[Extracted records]
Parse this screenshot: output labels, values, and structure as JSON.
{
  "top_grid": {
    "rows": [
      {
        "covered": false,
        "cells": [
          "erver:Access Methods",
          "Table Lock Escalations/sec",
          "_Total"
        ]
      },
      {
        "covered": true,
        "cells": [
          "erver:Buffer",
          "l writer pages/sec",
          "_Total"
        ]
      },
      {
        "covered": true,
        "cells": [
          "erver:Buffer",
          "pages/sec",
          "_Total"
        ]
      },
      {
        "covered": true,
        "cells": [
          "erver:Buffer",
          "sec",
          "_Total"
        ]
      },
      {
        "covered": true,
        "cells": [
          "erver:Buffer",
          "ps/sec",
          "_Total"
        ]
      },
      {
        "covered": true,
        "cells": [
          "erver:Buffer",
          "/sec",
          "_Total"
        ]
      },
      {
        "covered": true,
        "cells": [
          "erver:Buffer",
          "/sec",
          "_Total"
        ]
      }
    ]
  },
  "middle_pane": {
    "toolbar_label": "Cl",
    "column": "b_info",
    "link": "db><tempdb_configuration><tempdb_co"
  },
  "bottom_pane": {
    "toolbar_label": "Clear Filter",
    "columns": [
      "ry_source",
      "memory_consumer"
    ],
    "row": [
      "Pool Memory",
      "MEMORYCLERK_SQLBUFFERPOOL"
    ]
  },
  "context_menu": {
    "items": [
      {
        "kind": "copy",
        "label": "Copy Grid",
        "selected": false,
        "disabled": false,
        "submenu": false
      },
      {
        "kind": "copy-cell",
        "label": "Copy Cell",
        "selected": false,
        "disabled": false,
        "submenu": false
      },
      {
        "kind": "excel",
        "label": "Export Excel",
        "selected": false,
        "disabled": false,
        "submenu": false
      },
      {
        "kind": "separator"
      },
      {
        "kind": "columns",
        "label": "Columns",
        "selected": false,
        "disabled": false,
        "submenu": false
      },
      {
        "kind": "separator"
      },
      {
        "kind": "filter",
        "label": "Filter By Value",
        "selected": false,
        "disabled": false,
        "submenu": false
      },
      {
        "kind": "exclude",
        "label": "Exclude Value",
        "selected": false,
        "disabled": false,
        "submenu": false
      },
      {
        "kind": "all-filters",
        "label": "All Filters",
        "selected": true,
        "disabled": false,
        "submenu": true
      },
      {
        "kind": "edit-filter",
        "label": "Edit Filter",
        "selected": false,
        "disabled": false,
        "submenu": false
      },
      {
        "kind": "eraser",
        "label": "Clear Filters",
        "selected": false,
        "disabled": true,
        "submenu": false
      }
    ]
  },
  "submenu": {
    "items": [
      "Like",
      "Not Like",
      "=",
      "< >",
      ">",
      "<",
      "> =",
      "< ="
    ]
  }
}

#### [Instructions for the task]
Reproduce the full listing word for word.

#### [Correct output]
Parse this screenshot: output labels, values, and structure as JSON.
{
  "top_grid": {
    "rows": [
      {
        "covered": false,
        "cells": [
          "erver:Access Methods",
          "Table Lock Escalations/sec",
          "_Total"
        ]
      },
      {
        "covered": true,
        "cells": [
          "erver:Buffer",
          "l writer pages/sec",
          "_Total"
        ]
      },
      {
        "covered": true,
        "cells": [
          "erver:Buffer",
          "pages/sec",
          "_Total"
        ]
      },
      {
        "covered": true,
        "cells": [
          "erver:Buffer",
          "sec",
          "_Total"
        ]
      },
      {
        "covered": true,
        "cells": [
          "erver:Buffer",
          "ps/sec",
          "_Total"
        ]
      },
      {
        "covered": true,
        "cells": [
          "erver:Buffer",
          "/sec",
          "_Total"
        ]
      },
      {
        "covered": true,
        "cells": [
          "erver:Buffer",
          "/sec",
          "_Total"
        ]
      }
    ]
  },
  "middle_pane": {
    "toolbar_label": "Cl",
    "column": "b_info",
    "link": "db><tempdb_configuration><tempdb_co"
  },
  "bottom_pane": {
    "toolbar_label": "Clear Filter",
    "columns": [
      "ry_source",
      "memory_consumer"
    ],
    "row": [
      "Pool Memory",
      "MEMORYCLERK_SQLBUFFERPOOL"
    ]
  },
  "context_menu": {
    "items": [
      {
        "kind": "copy",
        "label": "Copy Grid",
        "selected": false,
        "disabled": false,
        "submenu": false
      },
      {
        "kind": "copy-cell",
        "label": "Copy Cell",
        "selected": false,
        "disabled": false,
        "submenu": false
      },
      {
        "kind": "excel",
        "label": "Export Excel",
        "selected": false,
        "disabled": false,
        "submenu": false
      },
      {
        "kind": "separator"
      },
      {
        "kind": "columns",
        "label": "Columns",
        "selected": false,
        "disabled": false,
        "submenu": false
      },
      {
        "kind": "separator"
      },
      {
        "kind": "filter",
        "label": "Filter By Value",
        "selected": false,
        "disabled": false,
        "submenu": false
      },
      {
        "kind": "exclude",
        "label": "Exclude Value",
        "selected": false,
        "disabled": false,
        "submenu": false
      },
      {
        "kind": "all-filters",
        "label": "All Filters",
        "selected": true,
        "disabled": false,
        "submenu": true
      },
      {
        "kind": "edit-filter",
        "label": "Edit Filter",
        "selected": false,
        "disabled": false,
        "submenu": false
      },
      {
        "kind": "eraser",
        "label": "Clear Filters",
        "selected": false,
        "disabled": true,
        "submenu": false
      }
    ]
  },
  "submenu": {
    "items": [
      "Like",
      "Not Like",
      "=",
      "< >",
      ">",
      "<",
      "> =",
      "< ="
    ]
  }
}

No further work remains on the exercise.